__Given problem__: Reproduce each line exactly. Skip none.

(Records from a collection)
● ● ● ● ●
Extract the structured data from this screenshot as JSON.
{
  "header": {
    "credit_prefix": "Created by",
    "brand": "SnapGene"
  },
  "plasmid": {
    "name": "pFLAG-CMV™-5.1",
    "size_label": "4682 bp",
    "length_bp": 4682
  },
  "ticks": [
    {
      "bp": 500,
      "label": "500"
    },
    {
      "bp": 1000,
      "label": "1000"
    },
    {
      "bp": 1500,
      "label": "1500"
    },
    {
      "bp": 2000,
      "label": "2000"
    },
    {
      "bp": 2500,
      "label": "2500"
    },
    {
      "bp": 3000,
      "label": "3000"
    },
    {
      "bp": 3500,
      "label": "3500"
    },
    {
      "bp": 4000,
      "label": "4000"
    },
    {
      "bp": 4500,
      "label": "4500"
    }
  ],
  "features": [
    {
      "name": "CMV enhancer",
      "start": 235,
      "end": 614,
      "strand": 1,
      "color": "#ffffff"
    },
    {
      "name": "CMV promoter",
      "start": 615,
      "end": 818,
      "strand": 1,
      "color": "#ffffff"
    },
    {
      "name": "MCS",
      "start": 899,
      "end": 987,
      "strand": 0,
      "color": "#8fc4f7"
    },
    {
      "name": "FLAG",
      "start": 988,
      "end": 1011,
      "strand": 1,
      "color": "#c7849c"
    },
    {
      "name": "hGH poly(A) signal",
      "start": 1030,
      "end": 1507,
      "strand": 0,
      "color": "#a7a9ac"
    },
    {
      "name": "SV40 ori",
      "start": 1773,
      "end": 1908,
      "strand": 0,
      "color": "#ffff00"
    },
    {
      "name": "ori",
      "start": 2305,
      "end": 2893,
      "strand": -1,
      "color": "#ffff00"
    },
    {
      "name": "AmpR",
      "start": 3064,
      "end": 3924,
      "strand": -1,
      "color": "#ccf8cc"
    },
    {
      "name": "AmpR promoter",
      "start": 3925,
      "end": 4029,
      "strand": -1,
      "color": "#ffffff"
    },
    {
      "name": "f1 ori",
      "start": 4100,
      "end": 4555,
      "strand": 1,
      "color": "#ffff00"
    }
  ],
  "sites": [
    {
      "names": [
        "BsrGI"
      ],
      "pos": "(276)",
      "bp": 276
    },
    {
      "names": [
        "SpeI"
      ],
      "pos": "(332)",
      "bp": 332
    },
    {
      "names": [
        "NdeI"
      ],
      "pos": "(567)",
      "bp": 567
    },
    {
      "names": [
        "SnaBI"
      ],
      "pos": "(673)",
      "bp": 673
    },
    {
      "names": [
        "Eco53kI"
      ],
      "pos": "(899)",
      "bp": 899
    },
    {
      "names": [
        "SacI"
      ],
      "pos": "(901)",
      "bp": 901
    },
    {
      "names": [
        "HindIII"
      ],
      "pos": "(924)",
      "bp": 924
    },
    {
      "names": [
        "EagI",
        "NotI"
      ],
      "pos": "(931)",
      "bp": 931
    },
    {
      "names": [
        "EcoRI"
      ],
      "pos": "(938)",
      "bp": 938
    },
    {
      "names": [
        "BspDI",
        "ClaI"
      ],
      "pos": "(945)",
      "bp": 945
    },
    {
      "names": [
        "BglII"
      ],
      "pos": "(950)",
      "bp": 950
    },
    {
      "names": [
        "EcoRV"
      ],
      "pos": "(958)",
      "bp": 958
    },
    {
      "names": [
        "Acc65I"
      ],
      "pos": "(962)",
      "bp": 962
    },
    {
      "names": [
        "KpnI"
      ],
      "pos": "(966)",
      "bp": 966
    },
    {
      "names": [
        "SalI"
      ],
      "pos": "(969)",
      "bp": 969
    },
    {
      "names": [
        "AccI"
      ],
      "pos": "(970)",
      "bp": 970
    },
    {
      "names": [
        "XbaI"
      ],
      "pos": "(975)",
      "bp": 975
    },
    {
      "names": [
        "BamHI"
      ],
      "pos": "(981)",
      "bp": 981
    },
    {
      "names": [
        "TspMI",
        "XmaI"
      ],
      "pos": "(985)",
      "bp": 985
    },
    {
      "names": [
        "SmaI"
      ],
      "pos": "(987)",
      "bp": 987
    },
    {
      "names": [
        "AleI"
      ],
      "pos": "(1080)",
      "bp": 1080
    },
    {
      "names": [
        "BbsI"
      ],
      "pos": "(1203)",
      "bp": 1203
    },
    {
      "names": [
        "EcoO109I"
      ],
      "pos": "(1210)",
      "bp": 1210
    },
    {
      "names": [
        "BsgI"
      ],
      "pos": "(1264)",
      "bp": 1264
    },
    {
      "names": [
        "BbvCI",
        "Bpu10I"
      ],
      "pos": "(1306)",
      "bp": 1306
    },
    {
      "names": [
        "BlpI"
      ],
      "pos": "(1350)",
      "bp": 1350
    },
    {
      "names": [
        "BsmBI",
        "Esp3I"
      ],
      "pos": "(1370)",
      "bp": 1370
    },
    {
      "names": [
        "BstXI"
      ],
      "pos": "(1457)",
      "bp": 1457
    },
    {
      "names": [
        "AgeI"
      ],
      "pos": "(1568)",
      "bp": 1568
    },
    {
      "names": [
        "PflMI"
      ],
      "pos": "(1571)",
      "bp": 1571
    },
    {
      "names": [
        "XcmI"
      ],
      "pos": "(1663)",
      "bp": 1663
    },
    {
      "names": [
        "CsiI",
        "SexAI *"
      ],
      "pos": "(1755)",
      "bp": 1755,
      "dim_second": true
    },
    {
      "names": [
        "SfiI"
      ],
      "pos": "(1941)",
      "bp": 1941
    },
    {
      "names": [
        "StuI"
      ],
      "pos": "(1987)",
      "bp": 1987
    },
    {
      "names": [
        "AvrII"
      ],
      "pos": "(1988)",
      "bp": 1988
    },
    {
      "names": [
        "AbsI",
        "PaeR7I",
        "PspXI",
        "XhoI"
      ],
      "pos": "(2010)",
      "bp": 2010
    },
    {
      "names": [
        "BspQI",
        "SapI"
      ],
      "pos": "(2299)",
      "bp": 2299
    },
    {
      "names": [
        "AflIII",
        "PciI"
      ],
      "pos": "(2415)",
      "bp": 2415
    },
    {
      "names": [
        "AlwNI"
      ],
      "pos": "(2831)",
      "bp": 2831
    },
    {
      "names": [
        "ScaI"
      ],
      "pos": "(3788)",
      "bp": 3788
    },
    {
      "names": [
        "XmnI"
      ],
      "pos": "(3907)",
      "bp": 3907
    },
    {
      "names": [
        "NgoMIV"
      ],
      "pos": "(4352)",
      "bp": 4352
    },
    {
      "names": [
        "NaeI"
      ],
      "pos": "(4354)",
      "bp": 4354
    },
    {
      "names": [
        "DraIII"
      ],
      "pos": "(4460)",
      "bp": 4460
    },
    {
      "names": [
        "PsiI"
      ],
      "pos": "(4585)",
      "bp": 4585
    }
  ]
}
● ● ● ● ●
__The answer__:
Extract the structured data from this screenshot as JSON.
{
  "header": {
    "credit_prefix": "Created by",
    "brand": "SnapGene"
  },
  "plasmid": {
    "name": "pFLAG-CMV™-5.1",
    "size_label": "4682 bp",
    "length_bp": 4682
  },
  "ticks": [
    {
      "bp": 500,
      "label": "500"
    },
    {
      "bp": 1000,
      "label": "1000"
    },
    {
      "bp": 1500,
      "label": "1500"
    },
    {
      "bp": 2000,
      "label": "2000"
    },
    {
      "bp": 2500,
      "label": "2500"
    },
    {
      "bp": 3000,
      "label": "3000"
    },
    {
      "bp": 3500,
      "label": "3500"
    },
    {
      "bp": 4000,
      "label": "4000"
    },
    {
      "bp": 4500,
      "label": "4500"
    }
  ],
  "features": [
    {
      "name": "CMV enhancer",
      "start": 235,
      "end": 614,
      "strand": 1,
      "color": "#ffffff"
    },
    {
      "name": "CMV promoter",
      "start": 615,
      "end": 818,
      "strand": 1,
      "color": "#ffffff"
    },
    {
      "name": "MCS",
      "start": 899,
      "end": 987,
      "strand": 0,
      "color": "#8fc4f7"
    },
    {
      "name": "FLAG",
      "start": 988,
      "end": 1011,
      "strand": 1,
      "color": "#c7849c"
    },
    {
      "name": "hGH poly(A) signal",
      "start": 1030,
      "end": 1507,
      "strand": 0,
      "color": "#a7a9ac"
    },
    {
      "name": "SV40 ori",
      "start": 1773,
      "end": 1908,
      "strand": 0,
      "color": "#ffff00"
    },
    {
      "name": "ori",
      "start": 2305,
      "end": 2893,
      "strand": -1,
      "color": "#ffff00"
    },
    {
      "name": "AmpR",
      "start": 3064,
      "end": 3924,
      "strand": -1,
      "color": "#ccf8cc"
    },
    {
      "name": "AmpR promoter",
      "start": 3925,
      "end": 4029,
      "strand": -1,
      "color": "#ffffff"
    },
    {
      "name": "f1 ori",
      "start": 4100,
      "end": 4555,
      "strand": 1,
      "color": "#ffff00"
    }
  ],
  "sites": [
    {
      "names": [
        "BsrGI"
      ],
      "pos": "(276)",
      "bp": 276
    },
    {
      "names": [
        "SpeI"
      ],
      "pos": "(332)",
      "bp": 332
    },
    {
      "names": [
        "NdeI"
      ],
      "pos": "(567)",
      "bp": 567
    },
    {
      "names": [
        "SnaBI"
      ],
      "pos": "(673)",
      "bp": 673
    },
    {
      "names": [
        "Eco53kI"
      ],
      "pos": "(899)",
      "bp": 899
    },
    {
      "names": [
        "SacI"
      ],
      "pos": "(901)",
      "bp": 901
    },
    {
      "names": [
        "HindIII"
      ],
      "pos": "(924)",
      "bp": 924
    },
    {
      "names": [
        "EagI",
        "NotI"
      ],
      "pos": "(931)",
      "bp": 931
    },
    {
      "names": [
        "EcoRI"
      ],
      "pos": "(938)",
      "bp": 938
    },
    {
      "names": [
        "BspDI",
        "ClaI"
      ],
      "pos": "(945)",
      "bp": 945
    },
    {
      "names": [
        "BglII"
      ],
      "pos": "(950)",
      "bp": 950
    },
    {
      "names": [
        "EcoRV"
      ],
      "pos": "(958)",
      "bp": 958
    },
    {
      "names": [
        "Acc65I"
      ],
      "pos": "(962)",
      "bp": 962
    },
    {
      "names": [
        "KpnI"
      ],
      "pos": "(966)",
      "bp": 966
    },
    {
      "names": [
        "SalI"
      ],
      "pos": "(969)",
      "bp": 969
    },
    {
      "names": [
        "AccI"
      ],
      "pos": "(970)",
      "bp": 970
    },
    {
      "names": [
        "XbaI"
      ],
      "pos": "(975)",
      "bp": 975
    },
    {
      "names": [
        "BamHI"
      ],
      "pos": "(981)",
      "bp": 981
    },
    {
      "names": [
        "TspMI",
        "XmaI"
      ],
      "pos": "(985)",
      "bp": 985
    },
    {
      "names": [
        "SmaI"
      ],
      "pos": "(987)",
      "bp": 987
    },
    {
      "names": [
        "AleI"
      ],
      "pos": "(1080)",
      "bp": 1080
    },
    {
      "names": [
        "BbsI"
      ],
      "pos": "(1203)",
      "bp": 1203
    },
    {
      "names": [
        "EcoO109I"
      ],
      "pos": "(1210)",
      "bp": 1210
    },
    {
      "names": [
        "BsgI"
      ],
      "pos": "(1264)",
      "bp": 1264
    },
    {
      "names": [
        "BbvCI",
        "Bpu10I"
      ],
      "pos": "(1306)",
      "bp": 1306
    },
    {
      "names": [
        "BlpI"
      ],
      "pos": "(1350)",
      "bp": 1350
    },
    {
      "names": [
        "BsmBI",
        "Esp3I"
      ],
      "pos": "(1370)",
      "bp": 1370
    },
    {
      "names": [
        "BstXI"
      ],
      "pos": "(1457)",
      "bp": 1457
    },
    {
      "names": [
        "AgeI"
      ],
      "pos": "(1568)",
      "bp": 1568
    },
    {
      "names": [
        "PflMI"
      ],
      "pos": "(1571)",
      "bp": 1571
    },
    {
      "names": [
        "XcmI"
      ],
      "pos": "(1663)",
      "bp": 1663
    },
    {
      "names": [
        "CsiI",
        "SexAI *"
      ],
      "pos": "(1755)",
      "bp": 1755,
      "dim_second": true
    },
    {
      "names": [
        "SfiI"
      ],
      "pos": "(1941)",
      "bp": 1941
    },
    {
      "names": [
        "StuI"
      ],
      "pos": "(1987)",
      "bp": 1987
    },
    {
      "names": [
        "AvrII"
      ],
      "pos": "(1988)",
      "bp": 1988
    },
    {
      "names": [
        "AbsI",
        "PaeR7I",
        "PspXI",
        "XhoI"
      ],
      "pos": "(2010)",
      "bp": 2010
    },
    {
      "names": [
        "BspQI",
        "SapI"
      ],
      "pos": "(2299)",
      "bp": 2299
    },
    {
      "names": [
        "AflIII",
        "PciI"
      ],
      "pos": "(2415)",
      "bp": 2415
    },
    {
      "names": [
        "AlwNI"
      ],
      "pos": "(2831)",
      "bp": 2831
    },
    {
      "names": [
        "ScaI"
      ],
      "pos": "(3788)",
      "bp": 3788
    },
    {
      "names": [
        "XmnI"
      ],
      "pos": "(3907)",
      "bp": 3907
    },
    {
      "names": [
        "NgoMIV"
      ],
      "pos": "(4352)",
      "bp": 4352
    },
    {
      "names": [
        "NaeI"
      ],
      "pos": "(4354)",
      "bp": 4354
    },
    {
      "names": [
        "DraIII"
      ],
      "pos": "(4460)",
      "bp": 4460
    },
    {
      "names": [
        "PsiI"
      ],
      "pos": "(4585)",
      "bp": 4585
    }
  ]
}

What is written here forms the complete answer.